Reproduce every line of the data below character for character, but leave out the pictures.

Spatial annotation data
__________

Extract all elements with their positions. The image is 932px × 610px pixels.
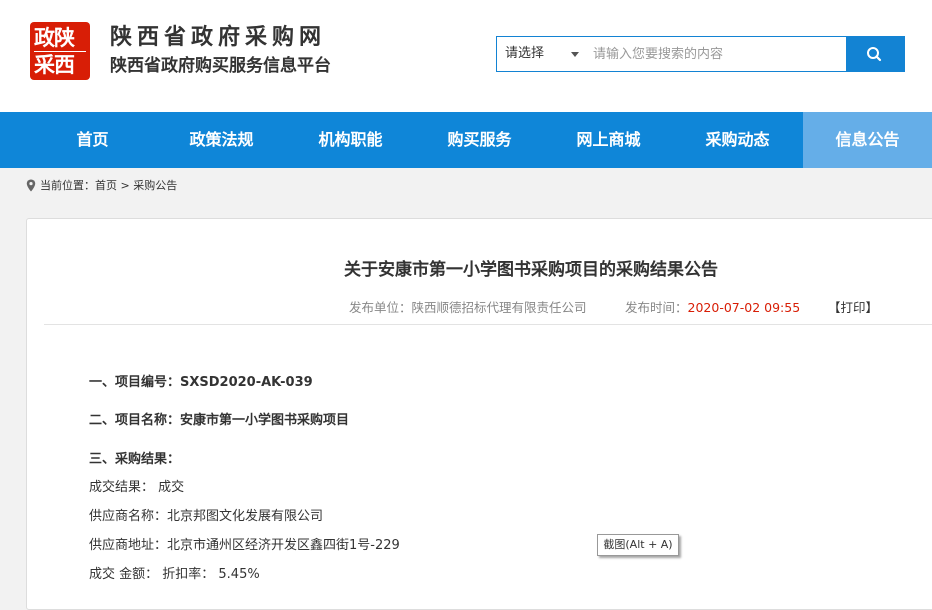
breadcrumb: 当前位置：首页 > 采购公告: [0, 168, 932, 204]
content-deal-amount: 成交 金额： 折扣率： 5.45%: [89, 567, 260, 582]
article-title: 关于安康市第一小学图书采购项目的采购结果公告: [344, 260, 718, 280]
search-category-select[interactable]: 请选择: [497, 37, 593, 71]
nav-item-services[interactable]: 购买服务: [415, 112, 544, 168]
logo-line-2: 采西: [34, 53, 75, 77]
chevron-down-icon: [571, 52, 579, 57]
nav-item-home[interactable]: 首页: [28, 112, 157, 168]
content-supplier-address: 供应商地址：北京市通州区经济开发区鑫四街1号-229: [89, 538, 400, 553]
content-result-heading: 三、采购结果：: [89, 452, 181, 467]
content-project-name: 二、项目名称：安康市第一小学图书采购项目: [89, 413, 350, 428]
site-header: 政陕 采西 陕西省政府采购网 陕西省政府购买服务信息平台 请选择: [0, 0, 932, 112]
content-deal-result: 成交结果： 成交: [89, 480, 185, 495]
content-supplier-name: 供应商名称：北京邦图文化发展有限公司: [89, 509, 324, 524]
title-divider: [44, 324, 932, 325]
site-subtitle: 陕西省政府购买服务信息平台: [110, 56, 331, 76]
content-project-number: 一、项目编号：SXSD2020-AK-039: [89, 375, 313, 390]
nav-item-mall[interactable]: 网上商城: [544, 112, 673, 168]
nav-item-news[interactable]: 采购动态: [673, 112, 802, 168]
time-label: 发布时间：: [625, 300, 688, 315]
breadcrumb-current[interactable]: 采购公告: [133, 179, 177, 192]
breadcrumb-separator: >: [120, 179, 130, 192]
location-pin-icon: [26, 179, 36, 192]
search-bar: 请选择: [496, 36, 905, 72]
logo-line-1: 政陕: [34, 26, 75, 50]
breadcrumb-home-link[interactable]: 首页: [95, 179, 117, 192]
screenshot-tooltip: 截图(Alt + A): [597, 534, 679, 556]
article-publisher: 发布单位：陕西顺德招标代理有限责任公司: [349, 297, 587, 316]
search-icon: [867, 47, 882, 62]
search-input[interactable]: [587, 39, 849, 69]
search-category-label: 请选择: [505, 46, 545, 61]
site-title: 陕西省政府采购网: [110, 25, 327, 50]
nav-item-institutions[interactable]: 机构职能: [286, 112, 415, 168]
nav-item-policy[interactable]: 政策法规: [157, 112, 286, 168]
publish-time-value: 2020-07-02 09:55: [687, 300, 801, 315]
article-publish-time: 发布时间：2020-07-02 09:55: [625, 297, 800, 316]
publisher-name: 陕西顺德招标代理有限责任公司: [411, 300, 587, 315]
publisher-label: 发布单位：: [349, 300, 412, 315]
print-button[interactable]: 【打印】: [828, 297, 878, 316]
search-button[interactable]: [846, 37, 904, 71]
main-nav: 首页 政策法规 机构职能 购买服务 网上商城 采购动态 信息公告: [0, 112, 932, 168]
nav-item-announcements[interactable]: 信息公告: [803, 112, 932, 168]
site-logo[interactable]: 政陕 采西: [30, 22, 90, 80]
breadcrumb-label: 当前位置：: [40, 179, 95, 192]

__________

The reply >>
Extract all elements with their positions. The image is 932px × 610px pixels.
breadcrumb: 当前位置：首页 > 采购公告: [0, 168, 932, 204]
content-deal-amount: 成交 金额： 折扣率： 5.45%: [89, 567, 260, 582]
article-title: 关于安康市第一小学图书采购项目的采购结果公告: [344, 260, 718, 280]
search-category-select[interactable]: 请选择: [497, 37, 593, 71]
nav-item-services[interactable]: 购买服务: [415, 112, 544, 168]
logo-line-2: 采西: [34, 53, 75, 77]
chevron-down-icon: [571, 52, 579, 57]
nav-item-home[interactable]: 首页: [28, 112, 157, 168]
content-supplier-address: 供应商地址：北京市通州区经济开发区鑫四街1号-229: [89, 538, 400, 553]
content-result-heading: 三、采购结果：: [89, 452, 181, 467]
content-project-name: 二、项目名称：安康市第一小学图书采购项目: [89, 413, 350, 428]
site-header: 政陕 采西 陕西省政府采购网 陕西省政府购买服务信息平台 请选择: [0, 0, 932, 112]
content-deal-result: 成交结果： 成交: [89, 480, 185, 495]
content-supplier-name: 供应商名称：北京邦图文化发展有限公司: [89, 509, 324, 524]
title-divider: [44, 324, 932, 325]
site-subtitle: 陕西省政府购买服务信息平台: [110, 56, 331, 76]
content-project-number: 一、项目编号：SXSD2020-AK-039: [89, 375, 313, 390]
nav-item-mall[interactable]: 网上商城: [544, 112, 673, 168]
nav-item-news[interactable]: 采购动态: [673, 112, 802, 168]
time-label: 发布时间：: [625, 300, 688, 315]
breadcrumb-current[interactable]: 采购公告: [133, 179, 177, 192]
breadcrumb-separator: >: [120, 179, 130, 192]
location-pin-icon: [26, 179, 36, 192]
search-bar: 请选择: [496, 36, 905, 72]
logo-line-1: 政陕: [34, 26, 75, 50]
breadcrumb-home-link[interactable]: 首页: [95, 179, 117, 192]
screenshot-tooltip: 截图(Alt + A): [597, 534, 679, 556]
article-publisher: 发布单位：陕西顺德招标代理有限责任公司: [349, 297, 587, 316]
search-icon: [867, 47, 882, 62]
search-input[interactable]: [587, 39, 849, 69]
search-category-label: 请选择: [505, 46, 545, 61]
site-title: 陕西省政府采购网: [110, 25, 327, 50]
nav-item-institutions[interactable]: 机构职能: [286, 112, 415, 168]
nav-item-policy[interactable]: 政策法规: [157, 112, 286, 168]
publish-time-value: 2020-07-02 09:55: [687, 300, 801, 315]
article-publish-time: 发布时间：2020-07-02 09:55: [625, 297, 800, 316]
publisher-name: 陕西顺德招标代理有限责任公司: [411, 300, 587, 315]
publisher-label: 发布单位：: [349, 300, 412, 315]
print-button[interactable]: 【打印】: [828, 297, 878, 316]
search-button[interactable]: [846, 37, 904, 71]
main-nav: 首页 政策法规 机构职能 购买服务 网上商城 采购动态 信息公告: [0, 112, 932, 168]
nav-item-announcements[interactable]: 信息公告: [803, 112, 932, 168]
site-logo[interactable]: 政陕 采西: [30, 22, 90, 80]
breadcrumb-label: 当前位置：: [40, 179, 95, 192]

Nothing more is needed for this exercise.